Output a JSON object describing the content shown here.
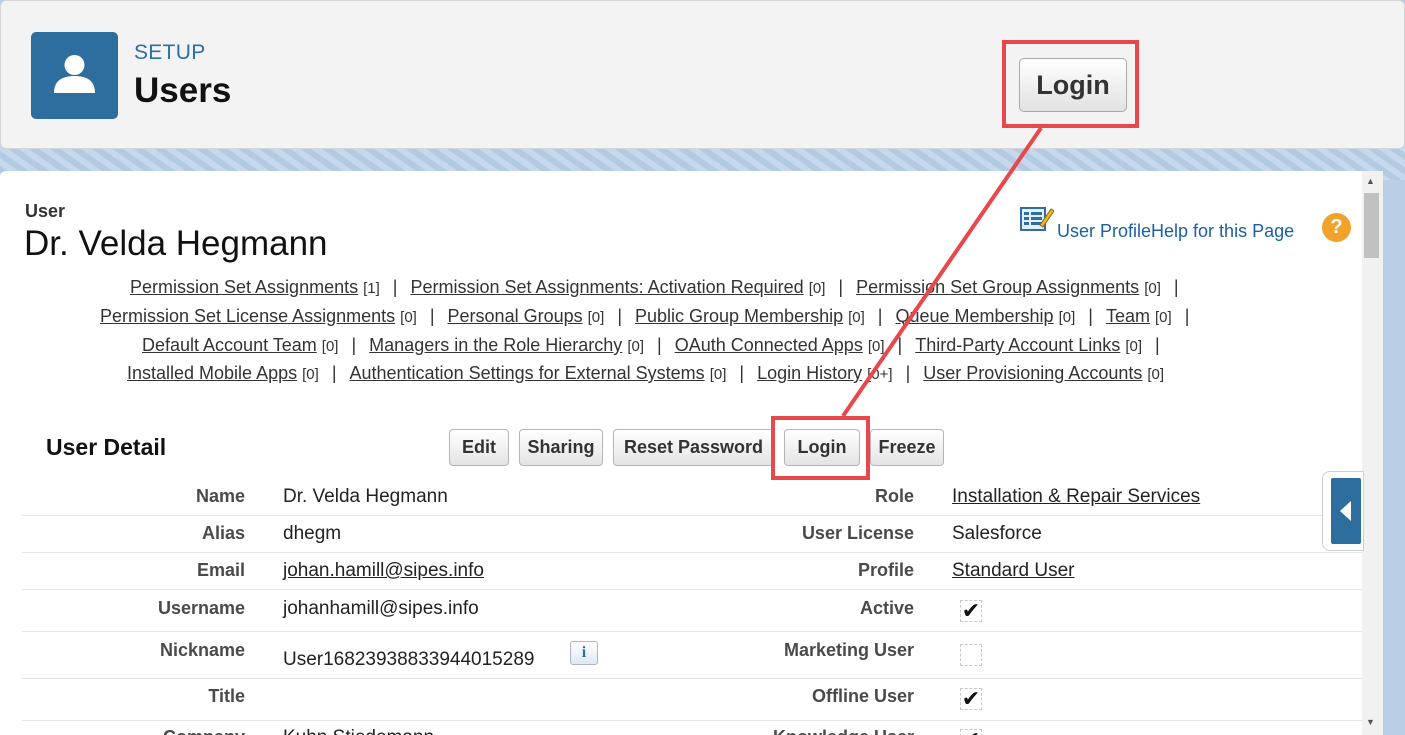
{
  "header": {
    "setup_label": "SETUP",
    "title": "Users",
    "login_button": "Login"
  },
  "user": {
    "label": "User",
    "name": "Dr. Velda Hegmann"
  },
  "help": {
    "profile_link": "User ProfileHelp for this Page",
    "help_icon": "?"
  },
  "related_lines": [
    [
      {
        "text": "Permission Set Assignments",
        "count": "[1]"
      },
      {
        "text": "Permission Set Assignments: Activation Required",
        "count": "[0]"
      },
      {
        "text": "Permission Set Group Assignments",
        "count": "[0]"
      }
    ],
    [
      {
        "text": "Permission Set License Assignments",
        "count": "[0]"
      },
      {
        "text": "Personal Groups",
        "count": "[0]"
      },
      {
        "text": "Public Group Membership",
        "count": "[0]"
      },
      {
        "text": "Queue Membership",
        "count": "[0]"
      },
      {
        "text": "Team",
        "count": "[0]"
      }
    ],
    [
      {
        "text": "Default Account Team",
        "count": "[0]"
      },
      {
        "text": "Managers in the Role Hierarchy",
        "count": "[0]"
      },
      {
        "text": "OAuth Connected Apps",
        "count": "[0]"
      },
      {
        "text": "Third-Party Account Links",
        "count": "[0]"
      }
    ],
    [
      {
        "text": "Installed Mobile Apps",
        "count": "[0]"
      },
      {
        "text": "Authentication Settings for External Systems",
        "count": "[0]"
      },
      {
        "text": "Login History",
        "count": "[0+]"
      },
      {
        "text": "User Provisioning Accounts",
        "count": "[0]"
      }
    ]
  ],
  "detail": {
    "title": "User Detail",
    "buttons": {
      "edit": "Edit",
      "sharing": "Sharing",
      "reset_password": "Reset Password",
      "login": "Login",
      "freeze": "Freeze"
    },
    "left": {
      "name_label": "Name",
      "name": "Dr. Velda Hegmann",
      "alias_label": "Alias",
      "alias": "dhegm",
      "email_label": "Email",
      "email": "johan.hamill@sipes.info",
      "username_label": "Username",
      "username": "johanhamill@sipes.info",
      "nickname_label": "Nickname",
      "nickname": "User16823938833944015289",
      "title_label": "Title",
      "title": "",
      "company_label": "Company",
      "company": "Kuhn Stiedemann"
    },
    "right": {
      "role_label": "Role",
      "role": "Installation & Repair Services",
      "license_label": "User License",
      "license": "Salesforce",
      "profile_label": "Profile",
      "profile": "Standard User",
      "active_label": "Active",
      "active": true,
      "marketing_label": "Marketing User",
      "marketing": false,
      "offline_label": "Offline User",
      "offline": true,
      "knowledge_label": "Knowledge User",
      "knowledge": true
    },
    "check_glyph": "✔"
  },
  "colors": {
    "accent": "#2e6e9e",
    "highlight": "#e8474b",
    "link": "#1b5fa6"
  }
}
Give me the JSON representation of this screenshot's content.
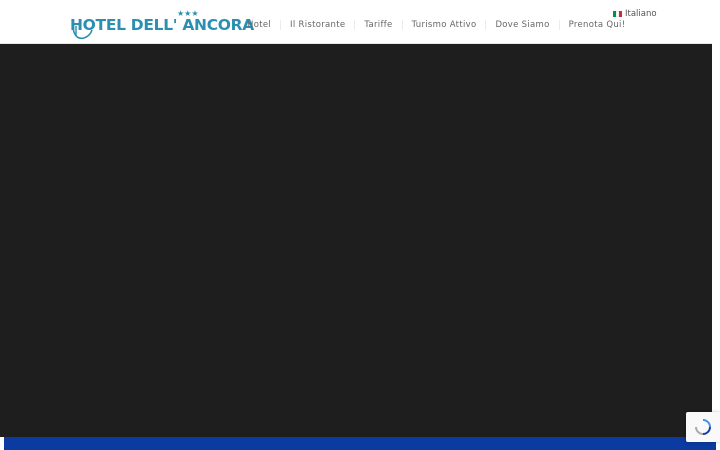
{
  "logo": {
    "text": "HOTEL DELL' ANCORA",
    "stars": "★★★"
  },
  "nav": {
    "items": [
      {
        "label": "Hotel"
      },
      {
        "label": "Il Ristorante"
      },
      {
        "label": "Tariffe"
      },
      {
        "label": "Turismo Attivo"
      },
      {
        "label": "Dove Siamo"
      },
      {
        "label": "Prenota Qui!"
      }
    ]
  },
  "language": {
    "label": "Italiano",
    "flag_colors": [
      "#009246",
      "#ffffff",
      "#ce2b37"
    ]
  },
  "colors": {
    "brand": "#2a8fb0",
    "hero_bg": "#1e1e1e",
    "bottom_bar": "#0b3aa0"
  }
}
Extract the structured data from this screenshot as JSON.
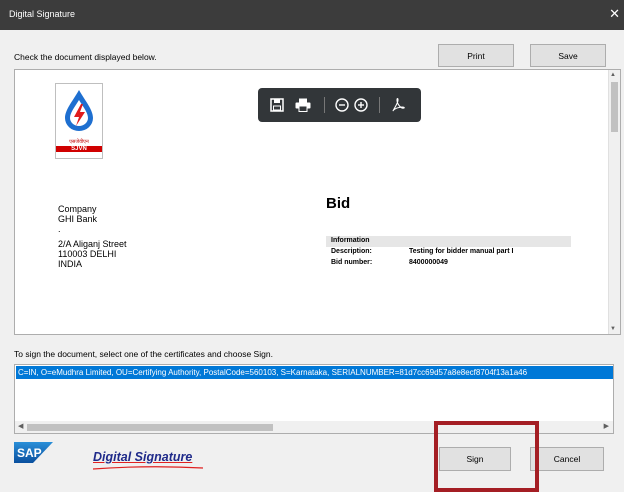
{
  "window": {
    "title": "Digital Signature",
    "close_glyph": "✕"
  },
  "header": {
    "instruction": "Check the document displayed below."
  },
  "buttons": {
    "print": "Print",
    "save": "Save",
    "sign": "Sign",
    "cancel": "Cancel"
  },
  "document": {
    "logo_hindi": "एसजेवीएन",
    "logo_name": "SJVN",
    "company_lines": [
      "Company",
      "GHI Bank"
    ],
    "dot": ".",
    "address_lines": [
      "2/A Aliganj Street",
      "110003 DELHI",
      "INDIA"
    ],
    "bid_title": "Bid",
    "info_title": "Information",
    "info_rows": [
      {
        "key": "Description:",
        "value": "Testing for bidder manual part I"
      },
      {
        "key": "Bid number:",
        "value": "8400000049"
      }
    ]
  },
  "pdf_toolbar": {
    "icons": [
      "save-icon",
      "print-icon",
      "zoom-out-icon",
      "zoom-in-icon",
      "acrobat-icon"
    ]
  },
  "sign_section": {
    "instruction": "To sign the document, select one of the certificates and choose Sign.",
    "certificates": [
      "C=IN, O=eMudhra Limited, OU=Certifying Authority, PostalCode=560103, S=Karnataka, SERIALNUMBER=81d7cc69d57a8e8ecf8704f13a1a46"
    ]
  },
  "footer": {
    "sap_text": "SAP",
    "brand_text": "Digital Signature"
  },
  "colors": {
    "selection": "#0078d7",
    "highlight_box": "#a41e24",
    "titlebar": "#3c3c3c"
  }
}
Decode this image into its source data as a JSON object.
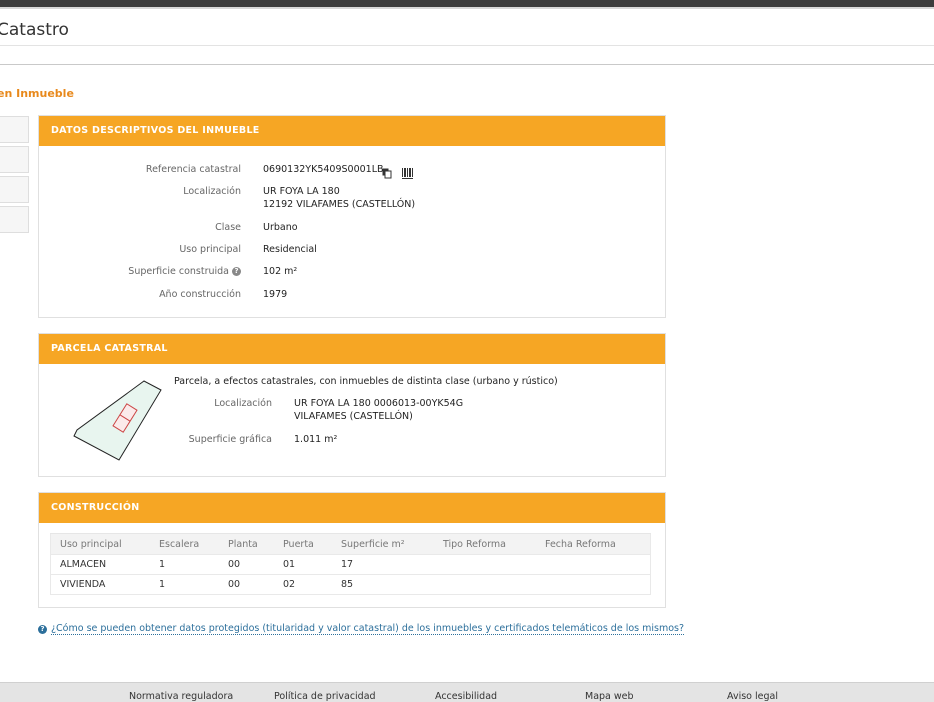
{
  "header": {
    "app_title": "Catastro",
    "page_heading": "en Inmueble"
  },
  "descriptive": {
    "title": "DATOS DESCRIPTIVOS DEL INMUEBLE",
    "ref_label": "Referencia catastral",
    "ref_value": "0690132YK5409S0001LB",
    "loc_label": "Localización",
    "loc_line1": "UR FOYA LA 180",
    "loc_line2": "12192 VILAFAMES (CASTELLÓN)",
    "clase_label": "Clase",
    "clase_value": "Urbano",
    "uso_label": "Uso principal",
    "uso_value": "Residencial",
    "sup_label": "Superficie construida",
    "sup_value": "102 m²",
    "year_label": "Año construcción",
    "year_value": "1979"
  },
  "parcela": {
    "title": "PARCELA CATASTRAL",
    "description": "Parcela, a efectos catastrales, con inmuebles de distinta clase (urbano y rústico)",
    "loc_label": "Localización",
    "loc_line1": "UR FOYA LA 180 0006013-00YK54G",
    "loc_line2": "VILAFAMES (CASTELLÓN)",
    "sup_label": "Superficie gráfica",
    "sup_value": "1.011 m²"
  },
  "construccion": {
    "title": "CONSTRUCCIÓN",
    "columns": [
      "Uso principal",
      "Escalera",
      "Planta",
      "Puerta",
      "Superficie m²",
      "Tipo Reforma",
      "Fecha Reforma"
    ],
    "rows": [
      [
        "ALMACEN",
        "1",
        "00",
        "01",
        "17",
        "",
        ""
      ],
      [
        "VIVIENDA",
        "1",
        "00",
        "02",
        "85",
        "",
        ""
      ]
    ]
  },
  "help": {
    "link_text": "¿Cómo se pueden obtener datos protegidos (titularidad y valor catastral) de los inmuebles y certificados telemáticos de los mismos?"
  },
  "footer": {
    "links": [
      "Normativa reguladora",
      "Política de privacidad",
      "Accesibilidad",
      "Mapa web",
      "Aviso legal"
    ]
  },
  "colors": {
    "accent": "#f6a624",
    "heading": "#e8891c",
    "link": "#2c6f9b"
  }
}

Instructions for the task: Pick out all lines from the data above in which the word "Superficie" appears.

Correct answer:
    "sup_label": "Superficie construida",
    "sup_label": "Superficie gráfica",
      "Superficie m²",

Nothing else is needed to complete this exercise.